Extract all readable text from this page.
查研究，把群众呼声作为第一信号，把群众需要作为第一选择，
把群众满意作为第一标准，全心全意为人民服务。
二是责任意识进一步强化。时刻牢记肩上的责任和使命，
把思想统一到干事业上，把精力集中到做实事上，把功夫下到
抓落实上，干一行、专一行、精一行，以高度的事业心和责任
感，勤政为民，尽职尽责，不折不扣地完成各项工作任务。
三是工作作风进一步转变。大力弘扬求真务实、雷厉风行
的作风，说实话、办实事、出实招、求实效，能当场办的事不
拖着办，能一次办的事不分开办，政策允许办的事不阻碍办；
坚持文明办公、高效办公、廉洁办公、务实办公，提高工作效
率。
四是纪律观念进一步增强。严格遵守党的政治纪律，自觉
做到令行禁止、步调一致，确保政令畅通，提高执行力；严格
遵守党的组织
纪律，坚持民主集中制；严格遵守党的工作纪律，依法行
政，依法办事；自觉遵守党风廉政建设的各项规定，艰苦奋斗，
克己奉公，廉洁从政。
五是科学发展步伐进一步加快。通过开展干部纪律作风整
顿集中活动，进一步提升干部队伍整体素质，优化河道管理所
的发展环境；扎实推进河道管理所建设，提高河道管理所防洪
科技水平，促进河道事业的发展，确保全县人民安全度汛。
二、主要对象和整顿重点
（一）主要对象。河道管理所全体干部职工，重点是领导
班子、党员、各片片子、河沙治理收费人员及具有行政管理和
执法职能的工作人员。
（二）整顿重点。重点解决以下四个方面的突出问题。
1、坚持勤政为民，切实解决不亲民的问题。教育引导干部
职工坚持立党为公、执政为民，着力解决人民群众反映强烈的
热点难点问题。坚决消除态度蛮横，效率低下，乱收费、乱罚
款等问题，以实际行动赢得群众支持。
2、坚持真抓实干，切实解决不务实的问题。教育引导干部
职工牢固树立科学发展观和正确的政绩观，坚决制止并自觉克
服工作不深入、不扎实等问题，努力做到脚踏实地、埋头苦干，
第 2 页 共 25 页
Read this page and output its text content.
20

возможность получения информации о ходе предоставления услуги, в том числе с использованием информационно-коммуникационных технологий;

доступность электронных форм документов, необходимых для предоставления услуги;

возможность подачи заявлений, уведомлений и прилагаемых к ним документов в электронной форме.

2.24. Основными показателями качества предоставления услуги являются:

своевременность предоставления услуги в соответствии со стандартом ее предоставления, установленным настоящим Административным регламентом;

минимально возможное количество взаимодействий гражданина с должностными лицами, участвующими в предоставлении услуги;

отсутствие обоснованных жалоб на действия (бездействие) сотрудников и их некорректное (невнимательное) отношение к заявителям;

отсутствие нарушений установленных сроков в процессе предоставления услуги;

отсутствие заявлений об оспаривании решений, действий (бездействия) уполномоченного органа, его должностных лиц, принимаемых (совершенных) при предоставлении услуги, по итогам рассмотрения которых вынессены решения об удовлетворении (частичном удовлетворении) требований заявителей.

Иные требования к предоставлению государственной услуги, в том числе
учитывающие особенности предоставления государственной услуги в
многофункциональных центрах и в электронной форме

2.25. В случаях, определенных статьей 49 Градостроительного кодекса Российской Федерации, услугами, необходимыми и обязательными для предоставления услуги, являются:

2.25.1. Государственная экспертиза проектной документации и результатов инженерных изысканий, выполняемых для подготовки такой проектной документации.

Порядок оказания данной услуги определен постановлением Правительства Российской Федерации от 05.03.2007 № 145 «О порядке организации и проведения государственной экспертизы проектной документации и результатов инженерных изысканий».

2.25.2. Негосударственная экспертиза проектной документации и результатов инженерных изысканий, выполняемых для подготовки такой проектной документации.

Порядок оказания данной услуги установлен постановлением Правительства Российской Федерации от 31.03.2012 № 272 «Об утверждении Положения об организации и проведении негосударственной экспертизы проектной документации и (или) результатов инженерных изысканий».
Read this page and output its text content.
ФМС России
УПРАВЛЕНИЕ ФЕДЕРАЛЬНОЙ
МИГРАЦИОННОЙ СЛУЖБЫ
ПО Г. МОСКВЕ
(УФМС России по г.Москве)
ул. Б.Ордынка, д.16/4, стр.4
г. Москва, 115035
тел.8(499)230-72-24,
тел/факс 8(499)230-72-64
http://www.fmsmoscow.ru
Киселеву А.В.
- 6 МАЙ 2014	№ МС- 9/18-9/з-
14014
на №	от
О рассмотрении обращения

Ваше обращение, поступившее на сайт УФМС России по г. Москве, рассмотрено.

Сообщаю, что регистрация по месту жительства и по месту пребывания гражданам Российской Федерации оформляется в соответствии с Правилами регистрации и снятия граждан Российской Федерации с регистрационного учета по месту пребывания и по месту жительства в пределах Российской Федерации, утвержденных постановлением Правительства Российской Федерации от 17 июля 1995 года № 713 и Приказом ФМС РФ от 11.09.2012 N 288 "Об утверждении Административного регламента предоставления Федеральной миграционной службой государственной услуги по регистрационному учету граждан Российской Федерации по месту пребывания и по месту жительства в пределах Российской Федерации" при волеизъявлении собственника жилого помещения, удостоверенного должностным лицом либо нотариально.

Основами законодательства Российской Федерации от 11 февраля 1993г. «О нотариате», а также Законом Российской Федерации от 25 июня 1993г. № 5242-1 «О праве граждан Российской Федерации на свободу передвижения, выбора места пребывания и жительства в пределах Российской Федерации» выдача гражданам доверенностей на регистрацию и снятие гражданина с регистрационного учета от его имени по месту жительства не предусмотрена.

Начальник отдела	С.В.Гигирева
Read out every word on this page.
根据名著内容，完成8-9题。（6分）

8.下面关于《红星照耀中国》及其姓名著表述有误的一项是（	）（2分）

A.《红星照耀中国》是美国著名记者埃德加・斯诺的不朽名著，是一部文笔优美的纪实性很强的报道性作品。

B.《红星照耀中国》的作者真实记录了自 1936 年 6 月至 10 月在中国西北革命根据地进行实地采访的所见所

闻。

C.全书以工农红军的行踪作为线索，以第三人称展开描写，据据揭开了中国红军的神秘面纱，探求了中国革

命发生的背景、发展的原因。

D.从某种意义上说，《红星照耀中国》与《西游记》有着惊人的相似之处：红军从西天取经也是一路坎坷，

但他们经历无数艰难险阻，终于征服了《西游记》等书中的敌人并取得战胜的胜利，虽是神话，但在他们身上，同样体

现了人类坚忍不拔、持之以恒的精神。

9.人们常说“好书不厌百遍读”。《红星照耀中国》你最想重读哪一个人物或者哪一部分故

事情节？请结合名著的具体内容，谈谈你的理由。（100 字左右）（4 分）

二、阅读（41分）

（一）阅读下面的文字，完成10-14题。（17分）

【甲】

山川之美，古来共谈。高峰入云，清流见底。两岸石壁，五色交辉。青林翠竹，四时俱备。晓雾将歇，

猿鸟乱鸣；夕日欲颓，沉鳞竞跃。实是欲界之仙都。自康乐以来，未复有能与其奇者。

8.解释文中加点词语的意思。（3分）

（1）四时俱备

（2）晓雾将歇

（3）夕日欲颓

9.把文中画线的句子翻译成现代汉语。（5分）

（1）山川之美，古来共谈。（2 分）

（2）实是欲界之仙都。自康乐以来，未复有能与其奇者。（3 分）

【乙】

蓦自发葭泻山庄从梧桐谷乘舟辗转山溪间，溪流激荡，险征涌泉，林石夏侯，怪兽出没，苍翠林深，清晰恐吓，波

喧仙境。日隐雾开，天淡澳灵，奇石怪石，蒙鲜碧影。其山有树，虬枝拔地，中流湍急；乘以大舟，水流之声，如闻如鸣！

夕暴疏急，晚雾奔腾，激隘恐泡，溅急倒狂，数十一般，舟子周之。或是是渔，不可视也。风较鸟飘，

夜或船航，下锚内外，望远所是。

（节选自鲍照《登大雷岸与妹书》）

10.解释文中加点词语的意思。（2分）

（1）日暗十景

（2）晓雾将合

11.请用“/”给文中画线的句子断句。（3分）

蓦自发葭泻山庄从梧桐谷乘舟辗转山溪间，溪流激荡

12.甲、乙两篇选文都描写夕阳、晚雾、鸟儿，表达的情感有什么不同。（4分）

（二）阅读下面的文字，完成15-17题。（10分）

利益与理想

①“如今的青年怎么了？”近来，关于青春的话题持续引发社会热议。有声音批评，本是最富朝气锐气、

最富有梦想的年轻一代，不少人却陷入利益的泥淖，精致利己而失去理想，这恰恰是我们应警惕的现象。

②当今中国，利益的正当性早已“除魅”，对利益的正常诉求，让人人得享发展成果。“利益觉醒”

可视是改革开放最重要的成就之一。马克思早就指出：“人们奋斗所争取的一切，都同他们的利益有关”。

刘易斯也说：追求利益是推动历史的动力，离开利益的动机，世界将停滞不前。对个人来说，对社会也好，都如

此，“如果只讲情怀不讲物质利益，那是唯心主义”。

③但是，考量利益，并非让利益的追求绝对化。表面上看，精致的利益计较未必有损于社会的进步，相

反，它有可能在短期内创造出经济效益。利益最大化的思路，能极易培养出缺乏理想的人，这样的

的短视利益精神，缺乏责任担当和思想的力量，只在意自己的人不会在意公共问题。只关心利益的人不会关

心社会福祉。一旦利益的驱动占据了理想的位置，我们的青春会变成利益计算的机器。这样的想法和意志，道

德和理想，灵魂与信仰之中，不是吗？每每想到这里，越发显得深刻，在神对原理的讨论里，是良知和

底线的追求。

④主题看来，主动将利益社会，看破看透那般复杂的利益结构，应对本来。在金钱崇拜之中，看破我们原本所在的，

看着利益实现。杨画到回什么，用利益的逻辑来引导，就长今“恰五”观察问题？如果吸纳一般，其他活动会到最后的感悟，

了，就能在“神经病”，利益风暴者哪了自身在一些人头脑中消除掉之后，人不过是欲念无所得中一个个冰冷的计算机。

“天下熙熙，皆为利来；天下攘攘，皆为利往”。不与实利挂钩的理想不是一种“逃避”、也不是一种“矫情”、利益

§ What this task involves: Gather each line holding the string "page".

§ Task output:
Extract all readable text from this page.
Read this page and output its text content.
Read this page and output its text content.
Read out every word on this page.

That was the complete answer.